SUPPLIED ENTRIES.

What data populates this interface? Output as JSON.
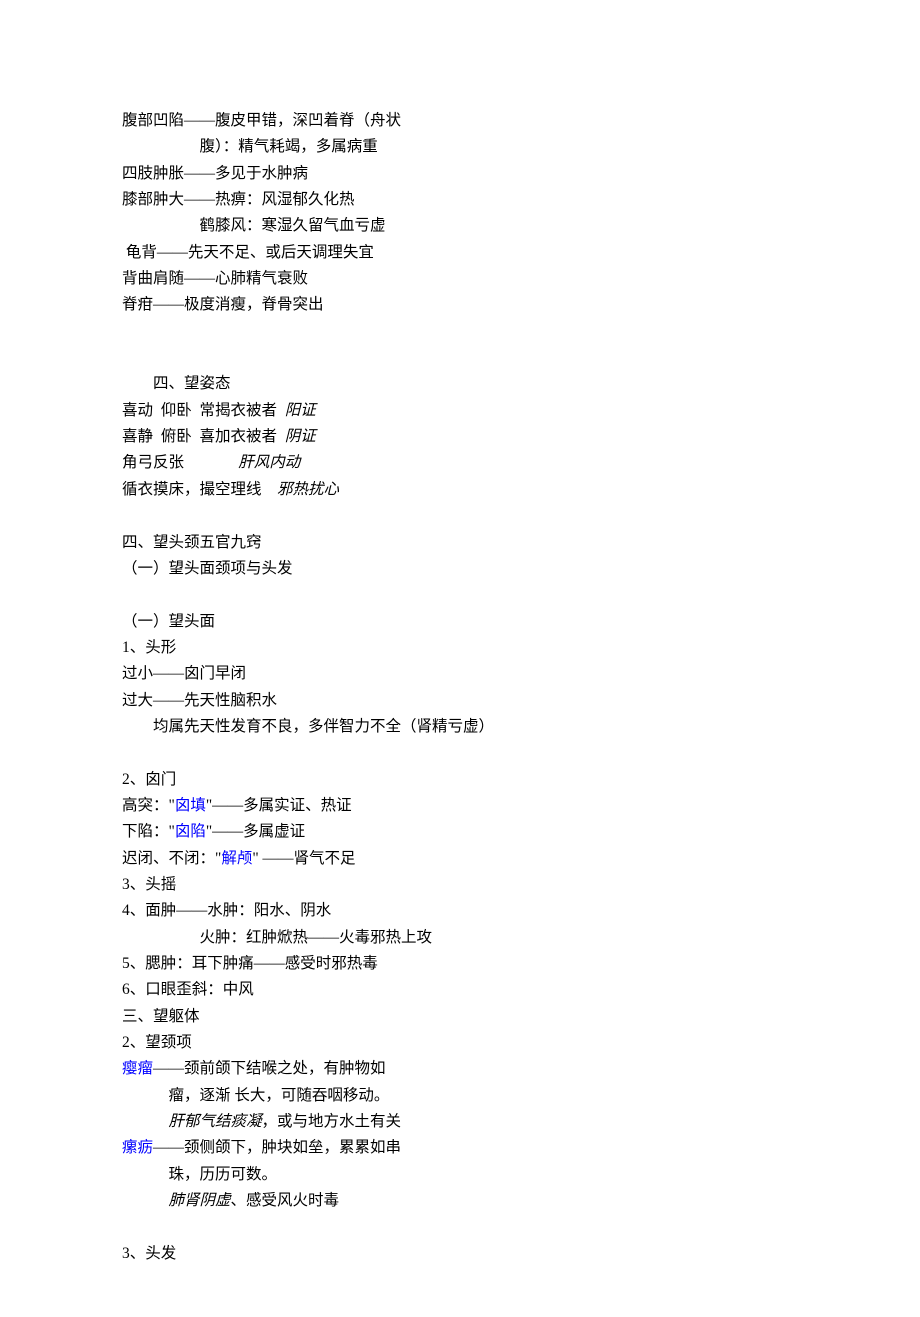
{
  "block1": {
    "l1a": "腹部凹陷——腹皮甲错，深凹着脊（舟状",
    "l1b": "腹）：精气耗竭，多属病重",
    "l2": "四肢肿胀——多见于水肿病",
    "l3a": "膝部肿大——热痹：风湿郁久化热",
    "l3b": "鹤膝风：寒湿久留气血亏虚",
    "l4": " 龟背——先天不足、或后天调理失宜",
    "l5": "背曲肩随——心肺精气衰败",
    "l6": "脊疳——极度消瘦，脊骨突出"
  },
  "section4": {
    "title": "四、望姿态",
    "row1_c1": "喜动",
    "row1_c2": "仰卧",
    "row1_c3": "常揭衣被者",
    "row1_c4": "阳证",
    "row2_c1": "喜静",
    "row2_c2": "俯卧",
    "row2_c3": "喜加衣被者",
    "row2_c4": "阴证",
    "row3_c1": "角弓反张",
    "row3_c4": "肝风内动",
    "row4_c1": "循衣摸床，撮空理线",
    "row4_c4": "邪热扰心"
  },
  "section5": {
    "h1": "四、望头颈五官九窍",
    "h2": "（一）望头面颈项与头发"
  },
  "headface": {
    "h": "（一）望头面",
    "p1_h": "1、头形",
    "p1_l1": "过小——囟门早闭",
    "p1_l2": "过大——先天性脑积水",
    "p1_l3": "均属先天性发育不良，多伴智力不全（肾精亏虚）"
  },
  "p2": {
    "h": "2、囟门",
    "l1_a": "高突：\"",
    "l1_link": "囟填",
    "l1_b": "\"——多属实证、热证",
    "l2_a": "下陷：\"",
    "l2_link": "囟陷",
    "l2_b": "\"——多属虚证",
    "l3_a": "迟闭、不闭：\"",
    "l3_link": "解颅",
    "l3_b": "\" ——肾气不足"
  },
  "p3": {
    "h": "3、头摇"
  },
  "p4": {
    "h": "4、面肿——水肿：阳水、阴水",
    "l2": "火肿：红肿焮热——火毒邪热上攻"
  },
  "p5": {
    "h": "5、腮肿：耳下肿痛——感受时邪热毒"
  },
  "p6": {
    "h": "6、口眼歪斜：中风"
  },
  "trunk": {
    "h": "三、望躯体"
  },
  "neck": {
    "h": "2、望颈项",
    "t1_link": "瘿瘤",
    "t1_a": "——颈前颌下结喉之处，有肿物如",
    "t1_b": "瘤，逐渐 长大，可随吞咽移动。",
    "t1_c_i": "肝郁气结痰凝",
    "t1_c": "，或与地方水土有关",
    "t2_link": "瘰疬",
    "t2_a": "——颈侧颌下，肿块如垒，累累如串",
    "t2_b": "珠，历历可数。",
    "t2_c_i": "肺肾阴虚",
    "t2_c": "、感受风火时毒"
  },
  "hair": {
    "h": "3、头发"
  }
}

STATED PROBLEM. Leave out the pictures and repeat everything else in the records exactly.

SOLUTION.
What data populates this interface? Output as JSON.
{
  "block1": {
    "l1a": "腹部凹陷——腹皮甲错，深凹着脊（舟状",
    "l1b": "腹）：精气耗竭，多属病重",
    "l2": "四肢肿胀——多见于水肿病",
    "l3a": "膝部肿大——热痹：风湿郁久化热",
    "l3b": "鹤膝风：寒湿久留气血亏虚",
    "l4": " 龟背——先天不足、或后天调理失宜",
    "l5": "背曲肩随——心肺精气衰败",
    "l6": "脊疳——极度消瘦，脊骨突出"
  },
  "section4": {
    "title": "四、望姿态",
    "row1_c1": "喜动",
    "row1_c2": "仰卧",
    "row1_c3": "常揭衣被者",
    "row1_c4": "阳证",
    "row2_c1": "喜静",
    "row2_c2": "俯卧",
    "row2_c3": "喜加衣被者",
    "row2_c4": "阴证",
    "row3_c1": "角弓反张",
    "row3_c4": "肝风内动",
    "row4_c1": "循衣摸床，撮空理线",
    "row4_c4": "邪热扰心"
  },
  "section5": {
    "h1": "四、望头颈五官九窍",
    "h2": "（一）望头面颈项与头发"
  },
  "headface": {
    "h": "（一）望头面",
    "p1_h": "1、头形",
    "p1_l1": "过小——囟门早闭",
    "p1_l2": "过大——先天性脑积水",
    "p1_l3": "均属先天性发育不良，多伴智力不全（肾精亏虚）"
  },
  "p2": {
    "h": "2、囟门",
    "l1_a": "高突：\"",
    "l1_link": "囟填",
    "l1_b": "\"——多属实证、热证",
    "l2_a": "下陷：\"",
    "l2_link": "囟陷",
    "l2_b": "\"——多属虚证",
    "l3_a": "迟闭、不闭：\"",
    "l3_link": "解颅",
    "l3_b": "\" ——肾气不足"
  },
  "p3": {
    "h": "3、头摇"
  },
  "p4": {
    "h": "4、面肿——水肿：阳水、阴水",
    "l2": "火肿：红肿焮热——火毒邪热上攻"
  },
  "p5": {
    "h": "5、腮肿：耳下肿痛——感受时邪热毒"
  },
  "p6": {
    "h": "6、口眼歪斜：中风"
  },
  "trunk": {
    "h": "三、望躯体"
  },
  "neck": {
    "h": "2、望颈项",
    "t1_link": "瘿瘤",
    "t1_a": "——颈前颌下结喉之处，有肿物如",
    "t1_b": "瘤，逐渐 长大，可随吞咽移动。",
    "t1_c_i": "肝郁气结痰凝",
    "t1_c": "，或与地方水土有关",
    "t2_link": "瘰疬",
    "t2_a": "——颈侧颌下，肿块如垒，累累如串",
    "t2_b": "珠，历历可数。",
    "t2_c_i": "肺肾阴虚",
    "t2_c": "、感受风火时毒"
  },
  "hair": {
    "h": "3、头发"
  }
}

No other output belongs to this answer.